WRITTEN EXERCISE
Please write out the material below exactly as given.

** Start **

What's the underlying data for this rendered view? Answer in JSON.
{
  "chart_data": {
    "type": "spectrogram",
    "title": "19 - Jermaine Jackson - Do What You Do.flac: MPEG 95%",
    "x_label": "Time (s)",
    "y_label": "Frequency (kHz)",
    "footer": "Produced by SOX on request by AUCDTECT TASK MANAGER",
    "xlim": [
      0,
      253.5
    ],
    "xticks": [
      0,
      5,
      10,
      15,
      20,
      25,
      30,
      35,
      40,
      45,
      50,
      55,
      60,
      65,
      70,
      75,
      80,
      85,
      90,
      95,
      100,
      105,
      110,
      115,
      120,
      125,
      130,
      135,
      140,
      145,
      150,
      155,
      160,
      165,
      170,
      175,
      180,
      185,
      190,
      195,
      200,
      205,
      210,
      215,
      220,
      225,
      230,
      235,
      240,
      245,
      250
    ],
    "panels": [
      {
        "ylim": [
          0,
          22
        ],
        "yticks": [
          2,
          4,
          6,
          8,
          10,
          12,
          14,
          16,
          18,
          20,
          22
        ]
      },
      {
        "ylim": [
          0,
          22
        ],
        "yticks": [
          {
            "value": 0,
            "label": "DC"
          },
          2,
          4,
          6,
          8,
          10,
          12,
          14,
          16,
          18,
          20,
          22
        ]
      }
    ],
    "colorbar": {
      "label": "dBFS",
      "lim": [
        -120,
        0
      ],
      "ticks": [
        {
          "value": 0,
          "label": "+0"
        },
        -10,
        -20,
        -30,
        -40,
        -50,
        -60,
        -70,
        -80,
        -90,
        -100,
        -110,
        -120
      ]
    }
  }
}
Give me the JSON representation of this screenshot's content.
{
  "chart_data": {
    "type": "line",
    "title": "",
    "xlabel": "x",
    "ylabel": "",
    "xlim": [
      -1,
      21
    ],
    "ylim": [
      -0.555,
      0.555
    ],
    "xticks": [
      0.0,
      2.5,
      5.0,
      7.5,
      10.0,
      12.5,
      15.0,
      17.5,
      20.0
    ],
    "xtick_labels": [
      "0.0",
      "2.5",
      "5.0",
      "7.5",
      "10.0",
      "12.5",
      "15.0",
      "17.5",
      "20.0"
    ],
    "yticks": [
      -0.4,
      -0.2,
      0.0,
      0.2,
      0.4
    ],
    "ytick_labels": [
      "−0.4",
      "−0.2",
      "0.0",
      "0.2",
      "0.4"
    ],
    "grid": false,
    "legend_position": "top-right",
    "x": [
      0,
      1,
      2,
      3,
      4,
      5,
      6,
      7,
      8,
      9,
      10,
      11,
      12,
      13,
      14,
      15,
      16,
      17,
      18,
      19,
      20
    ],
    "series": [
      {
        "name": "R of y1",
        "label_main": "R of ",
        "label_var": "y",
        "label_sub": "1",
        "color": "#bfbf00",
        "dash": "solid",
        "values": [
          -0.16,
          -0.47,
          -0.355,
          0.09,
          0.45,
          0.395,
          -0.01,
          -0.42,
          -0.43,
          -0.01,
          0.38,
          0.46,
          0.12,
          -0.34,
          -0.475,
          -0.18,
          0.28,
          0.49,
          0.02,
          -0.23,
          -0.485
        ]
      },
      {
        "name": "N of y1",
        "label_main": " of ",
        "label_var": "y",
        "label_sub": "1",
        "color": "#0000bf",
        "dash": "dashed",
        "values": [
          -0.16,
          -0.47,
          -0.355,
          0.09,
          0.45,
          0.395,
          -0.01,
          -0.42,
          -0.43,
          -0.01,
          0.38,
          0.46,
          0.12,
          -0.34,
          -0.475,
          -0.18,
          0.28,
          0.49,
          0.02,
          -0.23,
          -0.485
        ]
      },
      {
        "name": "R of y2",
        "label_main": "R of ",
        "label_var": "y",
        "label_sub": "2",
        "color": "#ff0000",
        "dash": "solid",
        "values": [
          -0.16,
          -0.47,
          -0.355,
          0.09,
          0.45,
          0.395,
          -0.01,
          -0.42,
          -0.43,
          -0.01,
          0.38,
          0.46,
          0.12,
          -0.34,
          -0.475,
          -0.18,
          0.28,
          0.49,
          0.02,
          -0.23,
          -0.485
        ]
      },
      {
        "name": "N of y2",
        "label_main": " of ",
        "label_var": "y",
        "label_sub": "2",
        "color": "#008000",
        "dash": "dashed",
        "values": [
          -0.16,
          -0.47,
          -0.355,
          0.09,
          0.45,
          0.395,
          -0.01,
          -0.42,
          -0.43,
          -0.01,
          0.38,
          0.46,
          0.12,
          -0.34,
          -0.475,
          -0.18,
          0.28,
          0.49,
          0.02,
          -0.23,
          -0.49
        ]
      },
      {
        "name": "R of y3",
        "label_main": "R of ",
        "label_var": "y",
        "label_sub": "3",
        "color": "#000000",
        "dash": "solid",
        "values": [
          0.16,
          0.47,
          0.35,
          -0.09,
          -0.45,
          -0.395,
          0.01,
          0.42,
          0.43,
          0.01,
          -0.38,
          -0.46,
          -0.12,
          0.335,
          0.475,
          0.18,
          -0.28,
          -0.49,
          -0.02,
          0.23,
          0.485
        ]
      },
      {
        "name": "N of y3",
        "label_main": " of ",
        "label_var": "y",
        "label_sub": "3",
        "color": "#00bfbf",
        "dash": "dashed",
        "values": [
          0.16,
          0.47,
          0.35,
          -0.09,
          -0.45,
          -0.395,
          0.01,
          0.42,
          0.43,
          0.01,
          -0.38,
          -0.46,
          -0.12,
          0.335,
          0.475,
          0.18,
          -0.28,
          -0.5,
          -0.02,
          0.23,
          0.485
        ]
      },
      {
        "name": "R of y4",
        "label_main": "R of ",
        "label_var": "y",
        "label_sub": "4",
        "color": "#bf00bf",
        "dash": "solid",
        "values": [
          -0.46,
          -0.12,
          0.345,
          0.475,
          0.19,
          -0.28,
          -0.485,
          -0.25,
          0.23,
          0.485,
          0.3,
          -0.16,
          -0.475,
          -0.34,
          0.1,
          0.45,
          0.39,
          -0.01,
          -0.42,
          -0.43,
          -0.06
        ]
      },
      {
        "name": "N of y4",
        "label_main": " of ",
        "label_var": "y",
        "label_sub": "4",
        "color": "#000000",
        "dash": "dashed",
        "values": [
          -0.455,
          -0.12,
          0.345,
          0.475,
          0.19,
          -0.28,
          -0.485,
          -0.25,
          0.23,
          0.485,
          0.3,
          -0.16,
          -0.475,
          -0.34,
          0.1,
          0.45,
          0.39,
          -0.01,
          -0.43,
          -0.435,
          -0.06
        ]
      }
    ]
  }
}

** End **

FINISHED EXERCISE
What's the underlying data for this rendered view? Answer in JSON.
{
  "chart_data": {
    "type": "spectrogram",
    "title": "19 - Jermaine Jackson - Do What You Do.flac: MPEG 95%",
    "x_label": "Time (s)",
    "y_label": "Frequency (kHz)",
    "footer": "Produced by SOX on request by AUCDTECT TASK MANAGER",
    "xlim": [
      0,
      253.5
    ],
    "xticks": [
      0,
      5,
      10,
      15,
      20,
      25,
      30,
      35,
      40,
      45,
      50,
      55,
      60,
      65,
      70,
      75,
      80,
      85,
      90,
      95,
      100,
      105,
      110,
      115,
      120,
      125,
      130,
      135,
      140,
      145,
      150,
      155,
      160,
      165,
      170,
      175,
      180,
      185,
      190,
      195,
      200,
      205,
      210,
      215,
      220,
      225,
      230,
      235,
      240,
      245,
      250
    ],
    "panels": [
      {
        "ylim": [
          0,
          22
        ],
        "yticks": [
          2,
          4,
          6,
          8,
          10,
          12,
          14,
          16,
          18,
          20,
          22
        ]
      },
      {
        "ylim": [
          0,
          22
        ],
        "yticks": [
          {
            "value": 0,
            "label": "DC"
          },
          2,
          4,
          6,
          8,
          10,
          12,
          14,
          16,
          18,
          20,
          22
        ]
      }
    ],
    "colorbar": {
      "label": "dBFS",
      "lim": [
        -120,
        0
      ],
      "ticks": [
        {
          "value": 0,
          "label": "+0"
        },
        -10,
        -20,
        -30,
        -40,
        -50,
        -60,
        -70,
        -80,
        -90,
        -100,
        -110,
        -120
      ]
    }
  }
}
Give me the JSON representation of this screenshot's content.
{
  "chart_data": {
    "type": "line",
    "title": "",
    "xlabel": "x",
    "ylabel": "",
    "xlim": [
      -1,
      21
    ],
    "ylim": [
      -0.555,
      0.555
    ],
    "xticks": [
      0.0,
      2.5,
      5.0,
      7.5,
      10.0,
      12.5,
      15.0,
      17.5,
      20.0
    ],
    "xtick_labels": [
      "0.0",
      "2.5",
      "5.0",
      "7.5",
      "10.0",
      "12.5",
      "15.0",
      "17.5",
      "20.0"
    ],
    "yticks": [
      -0.4,
      -0.2,
      0.0,
      0.2,
      0.4
    ],
    "ytick_labels": [
      "−0.4",
      "−0.2",
      "0.0",
      "0.2",
      "0.4"
    ],
    "grid": false,
    "legend_position": "top-right",
    "x": [
      0,
      1,
      2,
      3,
      4,
      5,
      6,
      7,
      8,
      9,
      10,
      11,
      12,
      13,
      14,
      15,
      16,
      17,
      18,
      19,
      20
    ],
    "series": [
      {
        "name": "R of y1",
        "label_main": "R of ",
        "label_var": "y",
        "label_sub": "1",
        "color": "#bfbf00",
        "dash": "solid",
        "values": [
          -0.16,
          -0.47,
          -0.355,
          0.09,
          0.45,
          0.395,
          -0.01,
          -0.42,
          -0.43,
          -0.01,
          0.38,
          0.46,
          0.12,
          -0.34,
          -0.475,
          -0.18,
          0.28,
          0.49,
          0.02,
          -0.23,
          -0.485
        ]
      },
      {
        "name": "N of y1",
        "label_main": " of ",
        "label_var": "y",
        "label_sub": "1",
        "color": "#0000bf",
        "dash": "dashed",
        "values": [
          -0.16,
          -0.47,
          -0.355,
          0.09,
          0.45,
          0.395,
          -0.01,
          -0.42,
          -0.43,
          -0.01,
          0.38,
          0.46,
          0.12,
          -0.34,
          -0.475,
          -0.18,
          0.28,
          0.49,
          0.02,
          -0.23,
          -0.485
        ]
      },
      {
        "name": "R of y2",
        "label_main": "R of ",
        "label_var": "y",
        "label_sub": "2",
        "color": "#ff0000",
        "dash": "solid",
        "values": [
          -0.16,
          -0.47,
          -0.355,
          0.09,
          0.45,
          0.395,
          -0.01,
          -0.42,
          -0.43,
          -0.01,
          0.38,
          0.46,
          0.12,
          -0.34,
          -0.475,
          -0.18,
          0.28,
          0.49,
          0.02,
          -0.23,
          -0.485
        ]
      },
      {
        "name": "N of y2",
        "label_main": " of ",
        "label_var": "y",
        "label_sub": "2",
        "color": "#008000",
        "dash": "dashed",
        "values": [
          -0.16,
          -0.47,
          -0.355,
          0.09,
          0.45,
          0.395,
          -0.01,
          -0.42,
          -0.43,
          -0.01,
          0.38,
          0.46,
          0.12,
          -0.34,
          -0.475,
          -0.18,
          0.28,
          0.49,
          0.02,
          -0.23,
          -0.49
        ]
      },
      {
        "name": "R of y3",
        "label_main": "R of ",
        "label_var": "y",
        "label_sub": "3",
        "color": "#000000",
        "dash": "solid",
        "values": [
          0.16,
          0.47,
          0.35,
          -0.09,
          -0.45,
          -0.395,
          0.01,
          0.42,
          0.43,
          0.01,
          -0.38,
          -0.46,
          -0.12,
          0.335,
          0.475,
          0.18,
          -0.28,
          -0.49,
          -0.02,
          0.23,
          0.485
        ]
      },
      {
        "name": "N of y3",
        "label_main": " of ",
        "label_var": "y",
        "label_sub": "3",
        "color": "#00bfbf",
        "dash": "dashed",
        "values": [
          0.16,
          0.47,
          0.35,
          -0.09,
          -0.45,
          -0.395,
          0.01,
          0.42,
          0.43,
          0.01,
          -0.38,
          -0.46,
          -0.12,
          0.335,
          0.475,
          0.18,
          -0.28,
          -0.5,
          -0.02,
          0.23,
          0.485
        ]
      },
      {
        "name": "R of y4",
        "label_main": "R of ",
        "label_var": "y",
        "label_sub": "4",
        "color": "#bf00bf",
        "dash": "solid",
        "values": [
          -0.46,
          -0.12,
          0.345,
          0.475,
          0.19,
          -0.28,
          -0.485,
          -0.25,
          0.23,
          0.485,
          0.3,
          -0.16,
          -0.475,
          -0.34,
          0.1,
          0.45,
          0.39,
          -0.01,
          -0.42,
          -0.43,
          -0.06
        ]
      },
      {
        "name": "N of y4",
        "label_main": " of ",
        "label_var": "y",
        "label_sub": "4",
        "color": "#000000",
        "dash": "dashed",
        "values": [
          -0.455,
          -0.12,
          0.345,
          0.475,
          0.19,
          -0.28,
          -0.485,
          -0.25,
          0.23,
          0.485,
          0.3,
          -0.16,
          -0.475,
          -0.34,
          0.1,
          0.45,
          0.39,
          -0.01,
          -0.43,
          -0.435,
          -0.06
        ]
      }
    ]
  }
}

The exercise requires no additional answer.